● WHAT YOU SHOULD DO
Output exactly the lines that run from the line with "Read out every word on this page." to the end of the material, both ends included, and no other lines.

## start MATERIAL SHOWN

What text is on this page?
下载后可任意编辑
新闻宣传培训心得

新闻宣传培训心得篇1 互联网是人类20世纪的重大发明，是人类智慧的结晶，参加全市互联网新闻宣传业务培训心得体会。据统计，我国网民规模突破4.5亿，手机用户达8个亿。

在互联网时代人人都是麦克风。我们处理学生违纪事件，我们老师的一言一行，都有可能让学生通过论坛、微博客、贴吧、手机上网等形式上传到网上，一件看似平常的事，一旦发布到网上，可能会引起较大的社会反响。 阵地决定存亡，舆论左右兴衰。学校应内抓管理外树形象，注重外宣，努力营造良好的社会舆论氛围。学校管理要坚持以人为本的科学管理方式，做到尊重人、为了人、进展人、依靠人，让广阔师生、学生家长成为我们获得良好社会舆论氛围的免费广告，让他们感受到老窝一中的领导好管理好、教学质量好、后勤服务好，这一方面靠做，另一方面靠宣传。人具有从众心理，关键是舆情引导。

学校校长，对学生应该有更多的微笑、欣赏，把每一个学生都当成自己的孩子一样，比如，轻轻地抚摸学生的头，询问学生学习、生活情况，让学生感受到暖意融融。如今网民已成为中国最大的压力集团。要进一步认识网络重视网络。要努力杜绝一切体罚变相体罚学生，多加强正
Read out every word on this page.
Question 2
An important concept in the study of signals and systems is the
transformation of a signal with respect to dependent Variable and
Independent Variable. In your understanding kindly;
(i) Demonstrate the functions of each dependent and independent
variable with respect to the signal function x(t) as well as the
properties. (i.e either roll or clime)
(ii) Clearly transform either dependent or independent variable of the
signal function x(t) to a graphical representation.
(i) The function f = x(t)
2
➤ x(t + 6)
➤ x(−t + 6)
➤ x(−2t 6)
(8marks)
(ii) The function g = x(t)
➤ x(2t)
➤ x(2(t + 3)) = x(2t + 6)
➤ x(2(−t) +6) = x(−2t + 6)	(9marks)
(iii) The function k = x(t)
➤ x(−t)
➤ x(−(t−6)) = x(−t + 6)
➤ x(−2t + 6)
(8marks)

## end MATERIAL SHOWN

● SOLUTION FOR THIS PROBLEM
Read out every word on this page.
Question 2
An important concept in the study of signals and systems is the
transformation of a signal with respect to dependent Variable and
Independent Variable. In your understanding kindly;
(i) Demonstrate the functions of each dependent and independent
variable with respect to the signal function x(t) as well as the
properties. (i.e either roll or clime)
(ii) Clearly transform either dependent or independent variable of the
signal function x(t) to a graphical representation.
(i) The function f = x(t)
2
➤ x(t + 6)
➤ x(−t + 6)
➤ x(−2t 6)
(8marks)
(ii) The function g = x(t)
➤ x(2t)
➤ x(2(t + 3)) = x(2t + 6)
➤ x(2(−t) +6) = x(−2t + 6)	(9marks)
(iii) The function k = x(t)
➤ x(−t)
➤ x(−(t−6)) = x(−t + 6)
➤ x(−2t + 6)
(8marks)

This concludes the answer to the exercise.